TASK OBJECTIVE> Every entry must be echoed exactly.

══ TASK INPUTS

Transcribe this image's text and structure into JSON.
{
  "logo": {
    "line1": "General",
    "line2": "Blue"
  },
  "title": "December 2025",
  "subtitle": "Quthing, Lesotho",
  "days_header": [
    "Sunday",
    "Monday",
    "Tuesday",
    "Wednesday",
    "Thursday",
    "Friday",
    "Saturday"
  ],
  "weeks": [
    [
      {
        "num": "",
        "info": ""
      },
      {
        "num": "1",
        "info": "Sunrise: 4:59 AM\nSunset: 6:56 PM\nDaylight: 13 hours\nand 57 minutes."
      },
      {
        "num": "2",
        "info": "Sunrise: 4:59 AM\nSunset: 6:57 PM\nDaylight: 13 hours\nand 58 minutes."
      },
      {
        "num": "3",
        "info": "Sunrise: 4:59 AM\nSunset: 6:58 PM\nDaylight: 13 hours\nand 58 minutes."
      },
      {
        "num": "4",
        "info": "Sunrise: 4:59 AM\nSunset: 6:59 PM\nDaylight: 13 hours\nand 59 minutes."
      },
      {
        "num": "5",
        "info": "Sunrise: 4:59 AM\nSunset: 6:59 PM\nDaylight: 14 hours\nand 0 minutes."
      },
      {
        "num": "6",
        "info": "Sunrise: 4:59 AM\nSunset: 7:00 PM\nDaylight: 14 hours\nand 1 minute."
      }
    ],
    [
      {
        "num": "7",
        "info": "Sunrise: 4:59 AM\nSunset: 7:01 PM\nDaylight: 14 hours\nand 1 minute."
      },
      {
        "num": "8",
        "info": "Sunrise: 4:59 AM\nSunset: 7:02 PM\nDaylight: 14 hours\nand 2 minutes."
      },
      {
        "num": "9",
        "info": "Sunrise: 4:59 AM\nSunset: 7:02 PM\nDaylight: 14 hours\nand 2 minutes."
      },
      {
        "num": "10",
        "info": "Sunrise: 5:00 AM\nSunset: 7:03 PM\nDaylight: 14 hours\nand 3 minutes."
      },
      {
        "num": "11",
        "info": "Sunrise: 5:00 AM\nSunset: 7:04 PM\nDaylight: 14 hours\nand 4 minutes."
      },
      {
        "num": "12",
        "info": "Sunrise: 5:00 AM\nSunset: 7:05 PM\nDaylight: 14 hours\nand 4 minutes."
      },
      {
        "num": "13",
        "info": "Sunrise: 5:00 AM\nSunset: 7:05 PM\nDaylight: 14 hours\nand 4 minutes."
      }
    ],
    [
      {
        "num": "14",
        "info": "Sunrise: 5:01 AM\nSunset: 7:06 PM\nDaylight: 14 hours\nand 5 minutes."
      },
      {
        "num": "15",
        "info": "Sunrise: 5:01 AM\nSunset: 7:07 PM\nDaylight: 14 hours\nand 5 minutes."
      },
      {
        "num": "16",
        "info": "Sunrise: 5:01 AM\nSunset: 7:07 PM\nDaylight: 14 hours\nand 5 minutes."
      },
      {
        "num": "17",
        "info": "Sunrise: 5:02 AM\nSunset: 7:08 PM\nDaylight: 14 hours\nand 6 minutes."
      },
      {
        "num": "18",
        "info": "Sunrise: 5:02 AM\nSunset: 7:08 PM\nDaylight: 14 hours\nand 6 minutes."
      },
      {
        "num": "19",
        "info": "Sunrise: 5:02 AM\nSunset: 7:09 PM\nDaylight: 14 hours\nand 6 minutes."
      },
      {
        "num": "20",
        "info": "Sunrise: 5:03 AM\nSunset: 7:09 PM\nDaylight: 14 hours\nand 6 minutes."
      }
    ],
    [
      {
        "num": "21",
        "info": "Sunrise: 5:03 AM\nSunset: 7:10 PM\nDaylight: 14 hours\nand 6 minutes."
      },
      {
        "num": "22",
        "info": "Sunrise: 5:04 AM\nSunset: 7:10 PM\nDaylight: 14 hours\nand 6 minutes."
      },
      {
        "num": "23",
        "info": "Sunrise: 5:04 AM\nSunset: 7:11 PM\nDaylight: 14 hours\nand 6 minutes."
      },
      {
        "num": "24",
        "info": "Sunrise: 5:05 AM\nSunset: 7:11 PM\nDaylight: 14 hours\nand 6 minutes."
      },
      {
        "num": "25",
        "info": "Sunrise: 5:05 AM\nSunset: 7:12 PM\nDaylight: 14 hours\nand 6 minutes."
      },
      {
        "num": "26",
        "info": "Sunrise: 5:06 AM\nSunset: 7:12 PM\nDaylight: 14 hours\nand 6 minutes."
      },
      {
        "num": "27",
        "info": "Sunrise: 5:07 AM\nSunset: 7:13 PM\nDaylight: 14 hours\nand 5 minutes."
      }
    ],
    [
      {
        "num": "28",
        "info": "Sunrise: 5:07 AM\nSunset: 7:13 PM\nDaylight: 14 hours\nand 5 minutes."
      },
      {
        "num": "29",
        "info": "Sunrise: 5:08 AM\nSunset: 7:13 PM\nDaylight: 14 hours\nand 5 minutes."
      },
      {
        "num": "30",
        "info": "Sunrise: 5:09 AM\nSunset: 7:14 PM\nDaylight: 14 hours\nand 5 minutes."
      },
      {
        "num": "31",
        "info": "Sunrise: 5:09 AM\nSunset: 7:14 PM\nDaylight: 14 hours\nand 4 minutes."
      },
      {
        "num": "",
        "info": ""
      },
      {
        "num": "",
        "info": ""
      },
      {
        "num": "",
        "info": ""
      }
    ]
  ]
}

════

WORKED SOLUTION>
Transcribe this image's text and structure into JSON.
{
  "logo": {
    "line1": "General",
    "line2": "Blue"
  },
  "title": "December 2025",
  "subtitle": "Quthing, Lesotho",
  "days_header": [
    "Sunday",
    "Monday",
    "Tuesday",
    "Wednesday",
    "Thursday",
    "Friday",
    "Saturday"
  ],
  "weeks": [
    [
      {
        "num": "",
        "info": ""
      },
      {
        "num": "1",
        "info": "Sunrise: 4:59 AM\nSunset: 6:56 PM\nDaylight: 13 hours\nand 57 minutes."
      },
      {
        "num": "2",
        "info": "Sunrise: 4:59 AM\nSunset: 6:57 PM\nDaylight: 13 hours\nand 58 minutes."
      },
      {
        "num": "3",
        "info": "Sunrise: 4:59 AM\nSunset: 6:58 PM\nDaylight: 13 hours\nand 58 minutes."
      },
      {
        "num": "4",
        "info": "Sunrise: 4:59 AM\nSunset: 6:59 PM\nDaylight: 13 hours\nand 59 minutes."
      },
      {
        "num": "5",
        "info": "Sunrise: 4:59 AM\nSunset: 6:59 PM\nDaylight: 14 hours\nand 0 minutes."
      },
      {
        "num": "6",
        "info": "Sunrise: 4:59 AM\nSunset: 7:00 PM\nDaylight: 14 hours\nand 1 minute."
      }
    ],
    [
      {
        "num": "7",
        "info": "Sunrise: 4:59 AM\nSunset: 7:01 PM\nDaylight: 14 hours\nand 1 minute."
      },
      {
        "num": "8",
        "info": "Sunrise: 4:59 AM\nSunset: 7:02 PM\nDaylight: 14 hours\nand 2 minutes."
      },
      {
        "num": "9",
        "info": "Sunrise: 4:59 AM\nSunset: 7:02 PM\nDaylight: 14 hours\nand 2 minutes."
      },
      {
        "num": "10",
        "info": "Sunrise: 5:00 AM\nSunset: 7:03 PM\nDaylight: 14 hours\nand 3 minutes."
      },
      {
        "num": "11",
        "info": "Sunrise: 5:00 AM\nSunset: 7:04 PM\nDaylight: 14 hours\nand 4 minutes."
      },
      {
        "num": "12",
        "info": "Sunrise: 5:00 AM\nSunset: 7:05 PM\nDaylight: 14 hours\nand 4 minutes."
      },
      {
        "num": "13",
        "info": "Sunrise: 5:00 AM\nSunset: 7:05 PM\nDaylight: 14 hours\nand 4 minutes."
      }
    ],
    [
      {
        "num": "14",
        "info": "Sunrise: 5:01 AM\nSunset: 7:06 PM\nDaylight: 14 hours\nand 5 minutes."
      },
      {
        "num": "15",
        "info": "Sunrise: 5:01 AM\nSunset: 7:07 PM\nDaylight: 14 hours\nand 5 minutes."
      },
      {
        "num": "16",
        "info": "Sunrise: 5:01 AM\nSunset: 7:07 PM\nDaylight: 14 hours\nand 5 minutes."
      },
      {
        "num": "17",
        "info": "Sunrise: 5:02 AM\nSunset: 7:08 PM\nDaylight: 14 hours\nand 6 minutes."
      },
      {
        "num": "18",
        "info": "Sunrise: 5:02 AM\nSunset: 7:08 PM\nDaylight: 14 hours\nand 6 minutes."
      },
      {
        "num": "19",
        "info": "Sunrise: 5:02 AM\nSunset: 7:09 PM\nDaylight: 14 hours\nand 6 minutes."
      },
      {
        "num": "20",
        "info": "Sunrise: 5:03 AM\nSunset: 7:09 PM\nDaylight: 14 hours\nand 6 minutes."
      }
    ],
    [
      {
        "num": "21",
        "info": "Sunrise: 5:03 AM\nSunset: 7:10 PM\nDaylight: 14 hours\nand 6 minutes."
      },
      {
        "num": "22",
        "info": "Sunrise: 5:04 AM\nSunset: 7:10 PM\nDaylight: 14 hours\nand 6 minutes."
      },
      {
        "num": "23",
        "info": "Sunrise: 5:04 AM\nSunset: 7:11 PM\nDaylight: 14 hours\nand 6 minutes."
      },
      {
        "num": "24",
        "info": "Sunrise: 5:05 AM\nSunset: 7:11 PM\nDaylight: 14 hours\nand 6 minutes."
      },
      {
        "num": "25",
        "info": "Sunrise: 5:05 AM\nSunset: 7:12 PM\nDaylight: 14 hours\nand 6 minutes."
      },
      {
        "num": "26",
        "info": "Sunrise: 5:06 AM\nSunset: 7:12 PM\nDaylight: 14 hours\nand 6 minutes."
      },
      {
        "num": "27",
        "info": "Sunrise: 5:07 AM\nSunset: 7:13 PM\nDaylight: 14 hours\nand 5 minutes."
      }
    ],
    [
      {
        "num": "28",
        "info": "Sunrise: 5:07 AM\nSunset: 7:13 PM\nDaylight: 14 hours\nand 5 minutes."
      },
      {
        "num": "29",
        "info": "Sunrise: 5:08 AM\nSunset: 7:13 PM\nDaylight: 14 hours\nand 5 minutes."
      },
      {
        "num": "30",
        "info": "Sunrise: 5:09 AM\nSunset: 7:14 PM\nDaylight: 14 hours\nand 5 minutes."
      },
      {
        "num": "31",
        "info": "Sunrise: 5:09 AM\nSunset: 7:14 PM\nDaylight: 14 hours\nand 4 minutes."
      },
      {
        "num": "",
        "info": ""
      },
      {
        "num": "",
        "info": ""
      },
      {
        "num": "",
        "info": ""
      }
    ]
  ]
}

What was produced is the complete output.